Information given:
════════════════════

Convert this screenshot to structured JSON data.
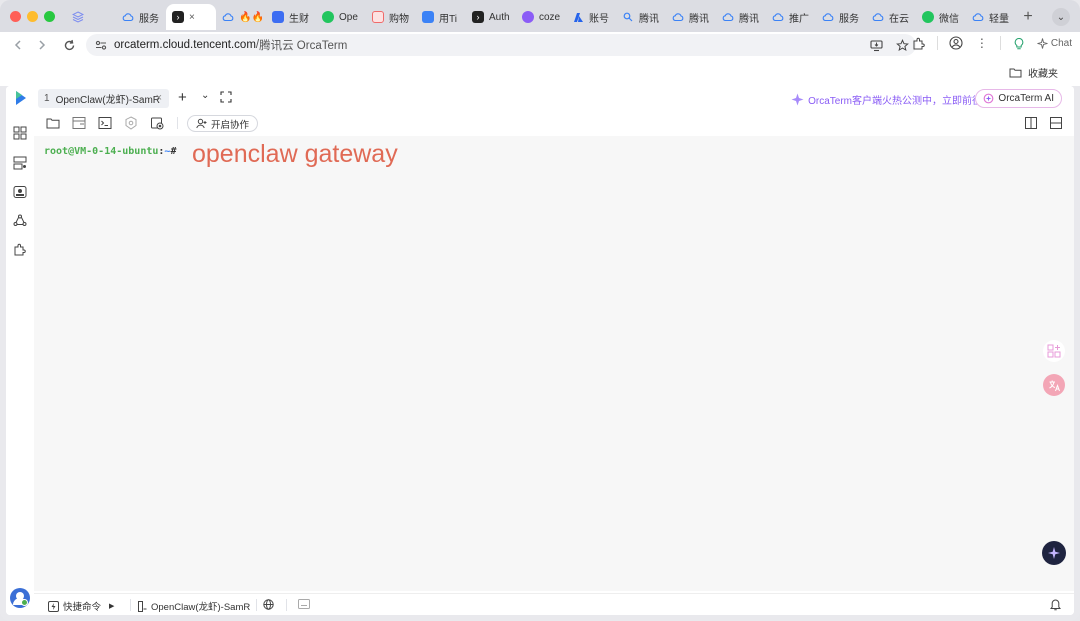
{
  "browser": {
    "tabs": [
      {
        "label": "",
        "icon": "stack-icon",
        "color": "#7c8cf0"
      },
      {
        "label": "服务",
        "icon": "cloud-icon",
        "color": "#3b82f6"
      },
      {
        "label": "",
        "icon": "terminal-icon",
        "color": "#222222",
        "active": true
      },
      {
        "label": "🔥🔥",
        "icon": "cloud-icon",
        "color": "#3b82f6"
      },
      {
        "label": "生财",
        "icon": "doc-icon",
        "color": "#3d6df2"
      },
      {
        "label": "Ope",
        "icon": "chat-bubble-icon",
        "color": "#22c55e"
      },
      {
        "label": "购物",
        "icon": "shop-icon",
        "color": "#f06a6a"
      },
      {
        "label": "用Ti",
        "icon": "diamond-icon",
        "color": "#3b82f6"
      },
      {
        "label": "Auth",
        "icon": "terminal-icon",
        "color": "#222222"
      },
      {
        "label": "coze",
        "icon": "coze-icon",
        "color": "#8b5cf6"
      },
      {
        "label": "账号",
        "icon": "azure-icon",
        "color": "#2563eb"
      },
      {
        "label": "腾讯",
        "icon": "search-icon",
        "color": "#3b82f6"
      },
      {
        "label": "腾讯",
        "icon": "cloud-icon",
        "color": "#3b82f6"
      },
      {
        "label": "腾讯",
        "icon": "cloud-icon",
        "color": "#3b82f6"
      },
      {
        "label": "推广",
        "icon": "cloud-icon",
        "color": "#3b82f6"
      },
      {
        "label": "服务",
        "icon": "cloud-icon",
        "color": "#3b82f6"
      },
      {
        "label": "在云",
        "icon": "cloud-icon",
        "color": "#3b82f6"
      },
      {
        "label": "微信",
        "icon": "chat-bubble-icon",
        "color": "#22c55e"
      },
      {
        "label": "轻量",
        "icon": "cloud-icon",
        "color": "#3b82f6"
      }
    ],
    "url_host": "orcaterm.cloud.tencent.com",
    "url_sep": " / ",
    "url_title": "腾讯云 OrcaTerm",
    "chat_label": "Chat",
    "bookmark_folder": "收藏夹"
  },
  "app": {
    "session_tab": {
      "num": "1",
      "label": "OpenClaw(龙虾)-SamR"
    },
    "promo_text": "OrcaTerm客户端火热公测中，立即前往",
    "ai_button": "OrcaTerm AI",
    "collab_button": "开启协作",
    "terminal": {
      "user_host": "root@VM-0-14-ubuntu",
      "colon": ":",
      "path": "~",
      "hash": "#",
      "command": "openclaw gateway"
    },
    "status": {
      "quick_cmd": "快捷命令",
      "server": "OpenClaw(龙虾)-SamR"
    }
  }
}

════════════════════

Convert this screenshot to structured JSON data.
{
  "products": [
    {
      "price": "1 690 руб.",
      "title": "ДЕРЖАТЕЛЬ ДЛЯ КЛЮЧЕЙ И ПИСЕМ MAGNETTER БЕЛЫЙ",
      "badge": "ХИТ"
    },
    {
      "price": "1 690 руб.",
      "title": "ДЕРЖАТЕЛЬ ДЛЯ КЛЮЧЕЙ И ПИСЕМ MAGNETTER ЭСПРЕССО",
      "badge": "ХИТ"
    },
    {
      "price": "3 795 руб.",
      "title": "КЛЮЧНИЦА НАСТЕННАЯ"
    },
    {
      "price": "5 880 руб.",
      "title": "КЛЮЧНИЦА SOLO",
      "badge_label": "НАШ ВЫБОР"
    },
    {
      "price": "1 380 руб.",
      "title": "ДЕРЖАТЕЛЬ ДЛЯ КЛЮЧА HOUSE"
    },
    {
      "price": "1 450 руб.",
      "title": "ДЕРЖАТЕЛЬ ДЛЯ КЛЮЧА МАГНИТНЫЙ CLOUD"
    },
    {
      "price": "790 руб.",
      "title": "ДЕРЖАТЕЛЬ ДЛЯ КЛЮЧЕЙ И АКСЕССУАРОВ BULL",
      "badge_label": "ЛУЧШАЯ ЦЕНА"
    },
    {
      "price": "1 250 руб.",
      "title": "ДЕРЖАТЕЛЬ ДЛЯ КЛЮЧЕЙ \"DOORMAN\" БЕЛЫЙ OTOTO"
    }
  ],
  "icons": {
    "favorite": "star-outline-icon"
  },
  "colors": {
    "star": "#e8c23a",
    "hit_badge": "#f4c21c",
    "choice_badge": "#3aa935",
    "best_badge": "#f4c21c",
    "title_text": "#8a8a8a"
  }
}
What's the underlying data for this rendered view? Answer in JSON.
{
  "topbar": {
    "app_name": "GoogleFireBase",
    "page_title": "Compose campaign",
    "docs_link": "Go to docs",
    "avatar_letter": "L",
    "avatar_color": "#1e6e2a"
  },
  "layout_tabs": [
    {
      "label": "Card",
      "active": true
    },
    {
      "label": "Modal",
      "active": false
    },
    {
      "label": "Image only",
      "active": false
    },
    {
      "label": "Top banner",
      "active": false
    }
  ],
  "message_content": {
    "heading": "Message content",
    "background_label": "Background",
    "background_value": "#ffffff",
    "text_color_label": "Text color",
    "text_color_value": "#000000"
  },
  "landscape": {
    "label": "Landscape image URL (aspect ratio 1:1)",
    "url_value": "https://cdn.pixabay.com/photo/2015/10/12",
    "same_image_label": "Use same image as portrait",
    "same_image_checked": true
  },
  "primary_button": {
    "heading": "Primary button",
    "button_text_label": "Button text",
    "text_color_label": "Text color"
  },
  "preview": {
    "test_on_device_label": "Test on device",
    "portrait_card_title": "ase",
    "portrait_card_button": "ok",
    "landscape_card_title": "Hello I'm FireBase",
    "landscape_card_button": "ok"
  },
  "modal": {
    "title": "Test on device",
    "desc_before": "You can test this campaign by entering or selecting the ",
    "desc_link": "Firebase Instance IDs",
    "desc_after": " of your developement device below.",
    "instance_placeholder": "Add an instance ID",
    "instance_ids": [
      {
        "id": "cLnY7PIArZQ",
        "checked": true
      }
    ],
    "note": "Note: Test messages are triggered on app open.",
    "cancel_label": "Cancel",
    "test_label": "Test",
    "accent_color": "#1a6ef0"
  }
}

════════════════════

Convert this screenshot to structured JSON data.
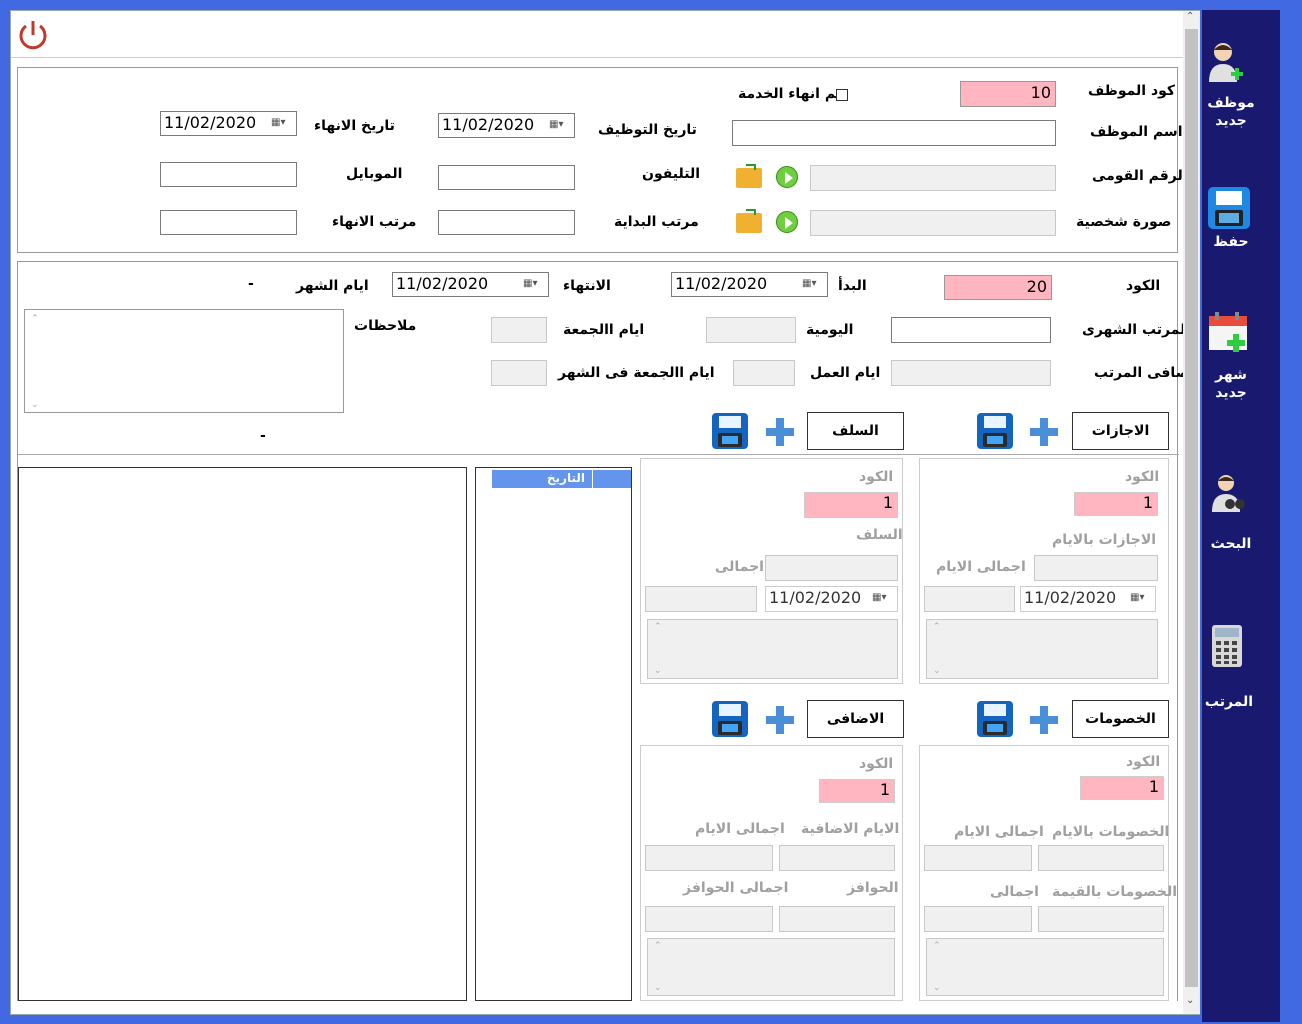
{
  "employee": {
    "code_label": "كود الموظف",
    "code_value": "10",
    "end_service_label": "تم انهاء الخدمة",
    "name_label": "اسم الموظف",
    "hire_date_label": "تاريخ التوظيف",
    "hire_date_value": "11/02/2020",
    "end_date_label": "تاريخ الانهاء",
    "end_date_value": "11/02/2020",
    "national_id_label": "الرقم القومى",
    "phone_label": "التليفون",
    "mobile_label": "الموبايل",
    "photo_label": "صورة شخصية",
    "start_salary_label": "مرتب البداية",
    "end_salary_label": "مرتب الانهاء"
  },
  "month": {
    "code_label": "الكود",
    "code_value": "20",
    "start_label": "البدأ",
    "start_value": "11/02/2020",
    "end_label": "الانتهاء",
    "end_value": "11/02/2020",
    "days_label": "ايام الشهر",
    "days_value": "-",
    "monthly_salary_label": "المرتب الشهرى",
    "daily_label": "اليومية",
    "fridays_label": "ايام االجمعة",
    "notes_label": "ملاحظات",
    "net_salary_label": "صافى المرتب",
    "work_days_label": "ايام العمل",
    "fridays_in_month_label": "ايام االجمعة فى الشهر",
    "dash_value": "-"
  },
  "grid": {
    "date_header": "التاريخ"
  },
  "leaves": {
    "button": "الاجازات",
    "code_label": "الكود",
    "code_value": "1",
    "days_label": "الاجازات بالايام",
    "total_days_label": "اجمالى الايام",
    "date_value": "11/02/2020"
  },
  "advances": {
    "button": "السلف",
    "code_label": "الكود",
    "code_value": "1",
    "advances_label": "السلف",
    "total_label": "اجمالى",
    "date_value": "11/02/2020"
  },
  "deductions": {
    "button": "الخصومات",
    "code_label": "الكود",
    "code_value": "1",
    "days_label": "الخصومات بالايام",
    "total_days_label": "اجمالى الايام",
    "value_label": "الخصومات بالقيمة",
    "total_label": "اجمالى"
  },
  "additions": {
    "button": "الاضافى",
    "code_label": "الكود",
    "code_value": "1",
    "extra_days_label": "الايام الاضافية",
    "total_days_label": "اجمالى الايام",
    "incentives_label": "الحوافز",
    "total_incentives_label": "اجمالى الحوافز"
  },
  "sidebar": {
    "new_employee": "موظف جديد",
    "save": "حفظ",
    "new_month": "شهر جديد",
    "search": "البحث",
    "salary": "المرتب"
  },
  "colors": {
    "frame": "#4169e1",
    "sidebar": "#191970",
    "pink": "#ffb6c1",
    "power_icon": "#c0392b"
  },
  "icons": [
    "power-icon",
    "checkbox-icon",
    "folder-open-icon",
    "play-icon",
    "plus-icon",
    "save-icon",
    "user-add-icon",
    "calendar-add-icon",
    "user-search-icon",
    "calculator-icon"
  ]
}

════════════════════

Given problem: Of all the lines in the material above, how many contain the word "price"? Give only the count.

Answer below: 8